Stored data
[Begin]

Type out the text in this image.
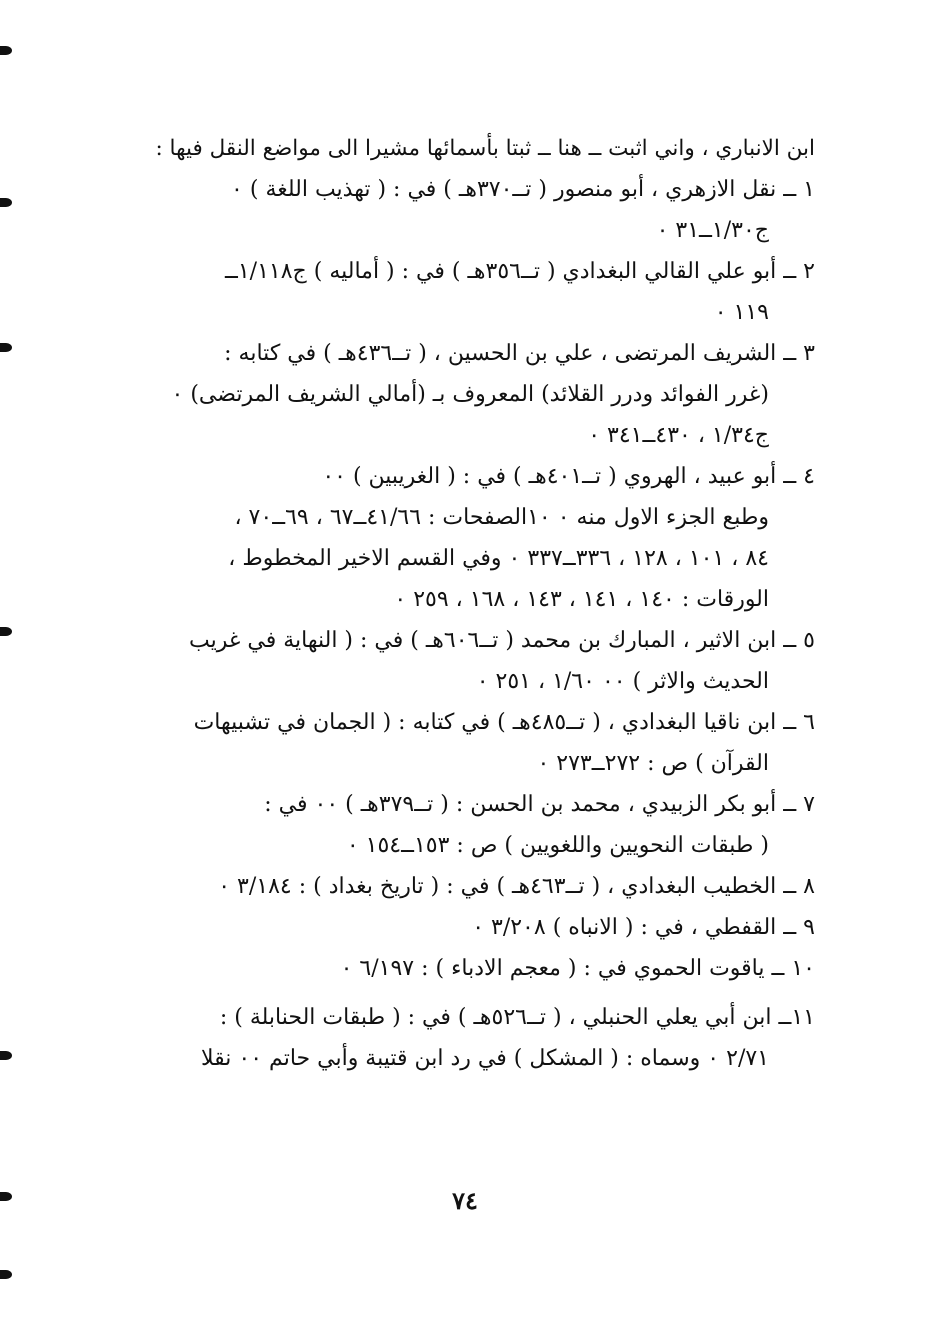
ابن الانباري ، واني اثبت ــ هنا ــ ثبتا بأسمائها مشيرا الى مواضع النقل فيها :
١ ــ نقل الازهري ، أبو منصور ( تــ٣٧٠هـ ) في : ( تهذيب اللغة ) ٠
ج١/٣٠ــ٣١ ٠
٢ ــ أبو علي القالي البغدادي ( تــ٣٥٦هـ ) في : ( أماليه ) ج١/١١٨ــ
١١٩ ٠
٣ ــ الشريف المرتضى ، علي بن الحسين ، ( تــ٤٣٦هـ ) في كتابه :
(غرر الفوائد ودرر القلائد) المعروف بـ (أمالي الشريف المرتضى) ٠
ج١/٣٤ ، ٤٣٠ــ٣٤١ ٠
٤ ــ أبو عبيد ، الهروي ( تــ٤٠١هـ ) في : ( الغريبين ) ٠٠
وطبع الجزء الاول منه ٠ ١٠الصفحات : ٤١/٦٦ــ٦٧ ، ٦٩ــ٧٠ ،
٨٤ ، ١٠١ ، ١٢٨ ، ٣٣٦ــ٣٣٧ ٠ وفي القسم الاخير المخطوط ،
الورقات : ١٤٠ ، ١٤١ ، ١٤٣ ، ١٦٨ ، ٢٥٩ ٠
٥ ــ ابن الاثير ، المبارك بن محمد ( تــ٦٠٦هـ ) في : ( النهاية في غريب
الحديث والاثر ) ٠٠ ١/٦٠ ، ٢٥١ ٠
٦ ــ ابن ناقيا البغدادي ، ( تــ٤٨٥هـ ) في كتابه : ( الجمان في تشبيهات
القرآن ) ص : ٢٧٢ــ٢٧٣ ٠
٧ ــ أبو بكر الزبيدي ، محمد بن الحسن : ( تــ٣٧٩هـ ) ٠٠ في :
( طبقات النحويين واللغويين ) ص : ١٥٣ــ١٥٤ ٠
٨ ــ الخطيب البغدادي ، ( تــ٤٦٣هـ ) في : ( تاريخ بغداد ) : ٣/١٨٤ ٠
٩ ــ القفطي ، في : ( الانباه ) ٣/٢٠٨ ٠
١٠ ــ ياقوت الحموي في : ( معجم الادباء ) : ٦/١٩٧ ٠
١١ــ ابن أبي يعلي الحنبلي ، ( تــ٥٢٦هـ ) في : ( طبقات الحنابلة ) :
٢/٧١ ٠ وسماه : ( المشكل ) في رد ابن قتيبة وأبي حاتم ٠٠ نقلا
٧٤
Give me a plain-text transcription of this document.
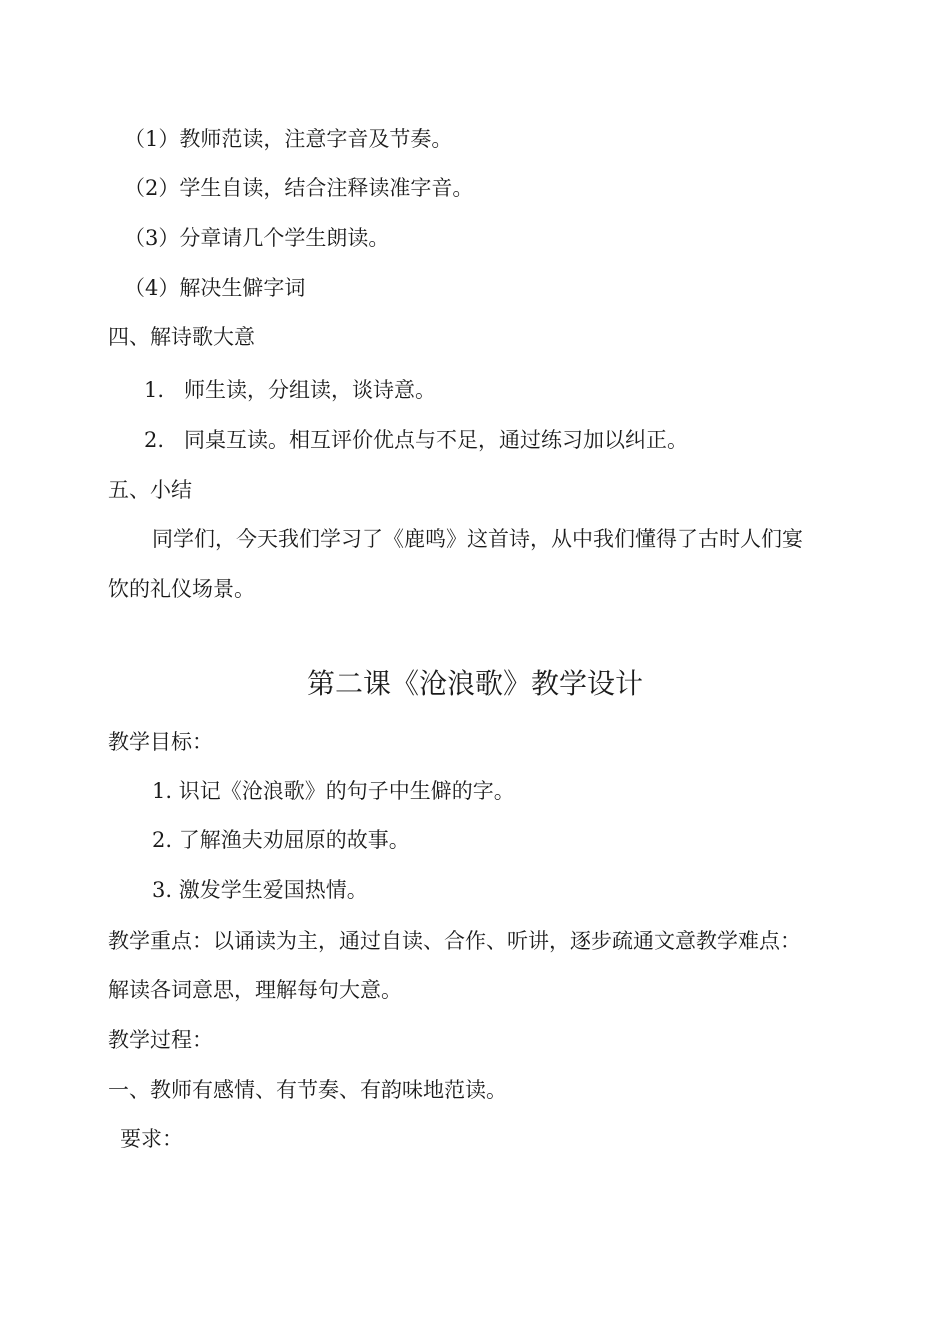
（1）教师范读，注意字音及节奏。
（2）学生自读，结合注释读准字音。
（3）分章请几个学生朗读。
（4）解决生僻字词
四、解诗歌大意
1. 师生读，分组读，谈诗意。
2. 同桌互读。相互评价优点与不足，通过练习加以纠正。
五、小结
同学们，今天我们学习了《鹿鸣》这首诗，从中我们懂得了古时人们宴
饮的礼仪场景。
第二课《沧浪歌》教学设计
教学目标：
1. 识记《沧浪歌》的句子中生僻的字。
2. 了解渔夫劝屈原的故事。
3. 激发学生爱国热情。
教学重点：以诵读为主，通过自读、合作、听讲，逐步疏通文意教学难点：
解读各词意思，理解每句大意。
教学过程：
一、教师有感情、有节奏、有韵味地范读。
要求：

[End]

Directive: In your copy, leave out the pictures and reproduce the material above exactly.

Full solution:
Type out the text in this image.
ابن الانباري ، واني اثبت ــ هنا ــ ثبتا بأسمائها مشيرا الى مواضع النقل فيها :
١ ــ نقل الازهري ، أبو منصور ( تــ٣٧٠هـ ) في : ( تهذيب اللغة ) ٠
ج١/٣٠ــ٣١ ٠
٢ ــ أبو علي القالي البغدادي ( تــ٣٥٦هـ ) في : ( أماليه ) ج١/١١٨ــ
١١٩ ٠
٣ ــ الشريف المرتضى ، علي بن الحسين ، ( تــ٤٣٦هـ ) في كتابه :
(غرر الفوائد ودرر القلائد) المعروف بـ (أمالي الشريف المرتضى) ٠
ج١/٣٤ ، ٤٣٠ــ٣٤١ ٠
٤ ــ أبو عبيد ، الهروي ( تــ٤٠١هـ ) في : ( الغريبين ) ٠٠
وطبع الجزء الاول منه ٠ ١٠الصفحات : ٤١/٦٦ــ٦٧ ، ٦٩ــ٧٠ ،
٨٤ ، ١٠١ ، ١٢٨ ، ٣٣٦ــ٣٣٧ ٠ وفي القسم الاخير المخطوط ،
الورقات : ١٤٠ ، ١٤١ ، ١٤٣ ، ١٦٨ ، ٢٥٩ ٠
٥ ــ ابن الاثير ، المبارك بن محمد ( تــ٦٠٦هـ ) في : ( النهاية في غريب
الحديث والاثر ) ٠٠ ١/٦٠ ، ٢٥١ ٠
٦ ــ ابن ناقيا البغدادي ، ( تــ٤٨٥هـ ) في كتابه : ( الجمان في تشبيهات
القرآن ) ص : ٢٧٢ــ٢٧٣ ٠
٧ ــ أبو بكر الزبيدي ، محمد بن الحسن : ( تــ٣٧٩هـ ) ٠٠ في :
( طبقات النحويين واللغويين ) ص : ١٥٣ــ١٥٤ ٠
٨ ــ الخطيب البغدادي ، ( تــ٤٦٣هـ ) في : ( تاريخ بغداد ) : ٣/١٨٤ ٠
٩ ــ القفطي ، في : ( الانباه ) ٣/٢٠٨ ٠
١٠ ــ ياقوت الحموي في : ( معجم الادباء ) : ٦/١٩٧ ٠
١١ــ ابن أبي يعلي الحنبلي ، ( تــ٥٢٦هـ ) في : ( طبقات الحنابلة ) :
٢/٧١ ٠ وسماه : ( المشكل ) في رد ابن قتيبة وأبي حاتم ٠٠ نقلا
٧٤
Give me a plain-text transcription of this document.
（1）教师范读，注意字音及节奏。
（2）学生自读，结合注释读准字音。
（3）分章请几个学生朗读。
（4）解决生僻字词
四、解诗歌大意
1. 师生读，分组读，谈诗意。
2. 同桌互读。相互评价优点与不足，通过练习加以纠正。
五、小结
同学们，今天我们学习了《鹿鸣》这首诗，从中我们懂得了古时人们宴
饮的礼仪场景。
第二课《沧浪歌》教学设计
教学目标：
1. 识记《沧浪歌》的句子中生僻的字。
2. 了解渔夫劝屈原的故事。
3. 激发学生爱国热情。
教学重点：以诵读为主，通过自读、合作、听讲，逐步疏通文意教学难点：
解读各词意思，理解每句大意。
教学过程：
一、教师有感情、有节奏、有韵味地范读。
要求：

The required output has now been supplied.